◆ **Instruções**:
1. Copie sem alterações o trecho do texto sobre a Feira de Informática 2011 que começa em "Feira de Informática" e vai até "Ilha dos desconectados.", incluindo essas palavras.
2. Liste os meios de transporte para os quais, segundo o texto sobre a Feira de Informática 2011, não se pode comprar passagem pela internet.
3. Escreva a continuação do texto sobre a Feira de Informática 2011, começando logo após a última frase apresentada.

---------- Texto extraído

Feira de Informática 2011 na Ilha dos desconectados

informatica2011

Pabexpo, o centro de exposições situado na zona mais vigorosa da cidade, exibe neste dias produtos de informática criados dentro e fora do nosso país. Convidados de todas as partes comparecem a ele, inclusive um grande grupo de estrangeiros que imagino mais interessados na viagem ao nosso paleolítico tecnológico do que em fazerem negócios com as firmas locais. O grupo Kaspersky, por exemplo, exibe uma versão do seu conhecido antivírus feito em conjunto com a empresa nacional Segurmática. Tudo pareceria com o que ocorre numa exibição deste tipo em qualquer parte do mundo, se não fosse por um detalhe: esta é a Ilha dos desconectados.

Já adentrados em 2011, os habitantes do “arquipélago Cuba” não podemos comprar uma passagem de ônibus, trem ou avião via web, não conhecemos a sensação de administrar uma conta bancária online e adquirir algum produto na tela de um computador é algo só visto nos filmes estrangeiros. Até o dia de hoje meus compatriotas não conseguiram fazer um trâmite burocrático por e-mail, mesmo que seja a simples solicitação da sua certidão de nascimento. Nem falar em reservar umas férias na espalhafatosa página da rede hoteleira Islazul. Dentre as centenas de amigos que tenho, nenhum conseguiu por iniciativa própria – e daqui – recarregar o celular nesses portais que nos oferecem recarga sem necessidade de longas filas num escritório da ETECSA. Somos um povo que não tem a oportunidade de pagar suas faturas através do ciberespaço e que vive dos softwares piratas ante a impossibilidade de adquiri-los com licença.

--------------------
---------- Dados apresentados

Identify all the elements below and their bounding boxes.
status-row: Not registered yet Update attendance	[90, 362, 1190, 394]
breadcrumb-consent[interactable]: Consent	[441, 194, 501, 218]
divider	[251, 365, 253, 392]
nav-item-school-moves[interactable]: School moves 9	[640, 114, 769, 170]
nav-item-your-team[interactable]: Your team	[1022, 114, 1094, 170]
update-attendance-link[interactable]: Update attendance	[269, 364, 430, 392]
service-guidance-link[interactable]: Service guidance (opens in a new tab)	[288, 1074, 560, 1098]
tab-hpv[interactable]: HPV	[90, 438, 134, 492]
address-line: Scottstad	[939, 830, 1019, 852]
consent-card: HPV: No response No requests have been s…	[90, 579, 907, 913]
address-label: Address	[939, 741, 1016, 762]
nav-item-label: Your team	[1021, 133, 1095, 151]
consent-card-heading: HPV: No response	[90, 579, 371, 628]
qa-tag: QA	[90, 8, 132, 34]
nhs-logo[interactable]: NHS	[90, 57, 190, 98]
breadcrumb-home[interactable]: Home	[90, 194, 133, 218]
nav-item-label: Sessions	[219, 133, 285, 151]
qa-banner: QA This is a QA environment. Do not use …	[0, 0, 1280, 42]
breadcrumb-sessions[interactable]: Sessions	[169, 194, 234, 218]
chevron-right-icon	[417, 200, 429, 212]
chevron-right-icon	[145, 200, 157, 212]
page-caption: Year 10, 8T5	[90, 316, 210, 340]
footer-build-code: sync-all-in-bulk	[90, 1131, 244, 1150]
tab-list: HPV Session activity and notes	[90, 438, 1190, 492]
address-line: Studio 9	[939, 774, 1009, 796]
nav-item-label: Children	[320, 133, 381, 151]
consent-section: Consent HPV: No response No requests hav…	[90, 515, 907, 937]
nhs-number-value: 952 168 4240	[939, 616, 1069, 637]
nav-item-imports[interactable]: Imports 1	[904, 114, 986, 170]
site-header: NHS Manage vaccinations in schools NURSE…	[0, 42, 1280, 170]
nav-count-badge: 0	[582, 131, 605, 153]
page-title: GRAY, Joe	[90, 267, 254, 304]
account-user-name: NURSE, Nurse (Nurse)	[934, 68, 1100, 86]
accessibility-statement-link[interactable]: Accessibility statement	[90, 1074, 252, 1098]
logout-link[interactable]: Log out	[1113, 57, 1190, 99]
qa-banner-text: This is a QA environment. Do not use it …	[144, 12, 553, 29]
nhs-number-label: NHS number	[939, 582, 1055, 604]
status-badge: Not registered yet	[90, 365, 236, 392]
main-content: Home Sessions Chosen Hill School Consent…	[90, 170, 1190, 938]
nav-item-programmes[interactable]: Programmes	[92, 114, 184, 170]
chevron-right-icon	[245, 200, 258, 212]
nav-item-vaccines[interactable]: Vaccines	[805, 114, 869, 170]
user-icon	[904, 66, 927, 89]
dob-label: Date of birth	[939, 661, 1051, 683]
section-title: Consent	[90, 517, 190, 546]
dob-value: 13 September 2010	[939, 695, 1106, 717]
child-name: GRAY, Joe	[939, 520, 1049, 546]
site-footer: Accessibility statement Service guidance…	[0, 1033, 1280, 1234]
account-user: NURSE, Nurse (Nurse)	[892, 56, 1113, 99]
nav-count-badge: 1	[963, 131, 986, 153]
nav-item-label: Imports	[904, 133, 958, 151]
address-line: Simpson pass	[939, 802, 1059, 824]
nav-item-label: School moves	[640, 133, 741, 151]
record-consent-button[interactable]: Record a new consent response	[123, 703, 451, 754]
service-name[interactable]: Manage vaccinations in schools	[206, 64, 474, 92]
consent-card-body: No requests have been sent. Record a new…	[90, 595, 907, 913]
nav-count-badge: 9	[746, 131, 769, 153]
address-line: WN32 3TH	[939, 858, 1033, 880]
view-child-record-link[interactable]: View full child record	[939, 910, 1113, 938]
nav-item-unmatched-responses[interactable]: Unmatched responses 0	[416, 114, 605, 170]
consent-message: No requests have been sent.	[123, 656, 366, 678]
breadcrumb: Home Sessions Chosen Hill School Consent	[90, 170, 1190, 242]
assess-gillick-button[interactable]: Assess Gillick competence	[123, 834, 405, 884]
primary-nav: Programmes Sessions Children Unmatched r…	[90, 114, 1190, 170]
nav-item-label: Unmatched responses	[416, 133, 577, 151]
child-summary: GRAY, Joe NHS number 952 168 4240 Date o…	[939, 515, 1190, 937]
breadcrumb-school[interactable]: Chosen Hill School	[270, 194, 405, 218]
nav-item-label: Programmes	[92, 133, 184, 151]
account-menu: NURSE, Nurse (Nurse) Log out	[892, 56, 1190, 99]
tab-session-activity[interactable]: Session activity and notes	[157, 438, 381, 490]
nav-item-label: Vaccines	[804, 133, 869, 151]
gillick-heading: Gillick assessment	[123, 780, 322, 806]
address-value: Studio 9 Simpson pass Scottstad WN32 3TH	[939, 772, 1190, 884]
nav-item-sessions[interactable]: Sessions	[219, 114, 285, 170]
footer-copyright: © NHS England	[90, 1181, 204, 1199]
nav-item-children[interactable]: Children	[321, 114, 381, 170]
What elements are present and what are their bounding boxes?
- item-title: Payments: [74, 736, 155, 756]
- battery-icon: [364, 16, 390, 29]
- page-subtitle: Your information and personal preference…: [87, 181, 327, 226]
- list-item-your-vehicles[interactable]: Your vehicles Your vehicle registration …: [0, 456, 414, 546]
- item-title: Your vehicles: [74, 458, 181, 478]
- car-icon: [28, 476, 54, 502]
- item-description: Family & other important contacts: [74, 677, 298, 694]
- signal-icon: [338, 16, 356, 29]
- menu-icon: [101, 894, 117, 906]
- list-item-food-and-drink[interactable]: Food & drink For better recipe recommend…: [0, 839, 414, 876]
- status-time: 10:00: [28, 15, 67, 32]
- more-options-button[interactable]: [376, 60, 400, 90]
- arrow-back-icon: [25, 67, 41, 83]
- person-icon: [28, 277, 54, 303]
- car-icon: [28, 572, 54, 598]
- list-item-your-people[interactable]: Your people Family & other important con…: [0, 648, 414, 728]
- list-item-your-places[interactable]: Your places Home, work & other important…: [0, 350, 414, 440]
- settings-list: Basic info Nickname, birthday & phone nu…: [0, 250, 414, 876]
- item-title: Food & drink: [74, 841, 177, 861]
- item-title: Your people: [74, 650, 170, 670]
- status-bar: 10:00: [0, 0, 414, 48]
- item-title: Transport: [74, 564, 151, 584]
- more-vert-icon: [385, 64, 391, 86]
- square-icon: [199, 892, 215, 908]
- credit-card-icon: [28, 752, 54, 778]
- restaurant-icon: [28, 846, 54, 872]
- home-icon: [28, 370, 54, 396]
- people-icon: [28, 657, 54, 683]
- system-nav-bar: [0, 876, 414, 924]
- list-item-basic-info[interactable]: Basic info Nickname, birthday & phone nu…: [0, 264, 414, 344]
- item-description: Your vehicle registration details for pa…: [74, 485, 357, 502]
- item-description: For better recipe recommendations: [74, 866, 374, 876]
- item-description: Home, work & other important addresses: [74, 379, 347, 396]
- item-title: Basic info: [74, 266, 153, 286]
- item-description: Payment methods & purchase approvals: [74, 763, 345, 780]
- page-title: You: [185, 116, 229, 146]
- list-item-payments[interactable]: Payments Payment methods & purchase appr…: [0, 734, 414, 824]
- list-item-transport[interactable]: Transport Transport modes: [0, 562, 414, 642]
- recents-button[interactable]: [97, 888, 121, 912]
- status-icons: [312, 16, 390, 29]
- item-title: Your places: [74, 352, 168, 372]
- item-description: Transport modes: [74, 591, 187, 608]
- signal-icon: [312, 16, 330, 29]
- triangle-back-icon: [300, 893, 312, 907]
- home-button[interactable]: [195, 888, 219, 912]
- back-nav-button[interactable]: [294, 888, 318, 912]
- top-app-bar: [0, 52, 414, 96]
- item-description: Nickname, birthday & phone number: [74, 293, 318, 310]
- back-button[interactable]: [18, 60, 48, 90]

--------------------

◆ **Respostas**:
1.
Feira de Informática 2011 na Ilha dos desconectados

informatica2011

Pabexpo, o centro de exposições situado na zona mais vigorosa da cidade, exibe neste dias produtos de informática criados dentro e fora do nosso país. Convidados de todas as partes comparecem a ele, inclusive um grande grupo de estrangeiros que imagino mais interessados na viagem ao nosso paleolítico tecnológico do que em fazerem negócios com as firmas locais. O grupo Kaspersky, por exemplo, exibe uma versão do seu conhecido antivírus feito em conjunto com a empresa nacional Segurmática. Tudo pareceria com o que ocorre numa exibição deste tipo em qualquer parte do mundo, se não fosse por um detalhe: esta é a Ilha dos desconectados.

2. ônibus, trem e avião

3.
Justo neste cenário, mais característico da primeira metade do século vinte do que do vinte e um, nós habitamos. Daí que esta Feira de Informática se assemelhe a um lampejo futurístico, a uma vitrine para mostrar aos outros o que nem sequer temos saboreado. Depois, os visitantes regressarão para casa bazofiando o nível dos tecnólogos cubanos e lembrando o saboroso mojito que lhes serviram na festa da despedida. Enquanto que nós continuaremos na penumbra da desconexão, ligaremos computadores autistas que não podem se conectar com outros. Sonhamos – isso sim – com que um dia, ao preenchermos um formulário na Internet, apareça a frase que nos confirma: “Obrigado por sua compra, sua passagem para Guantánamo foi reservada. Boa viagem!”.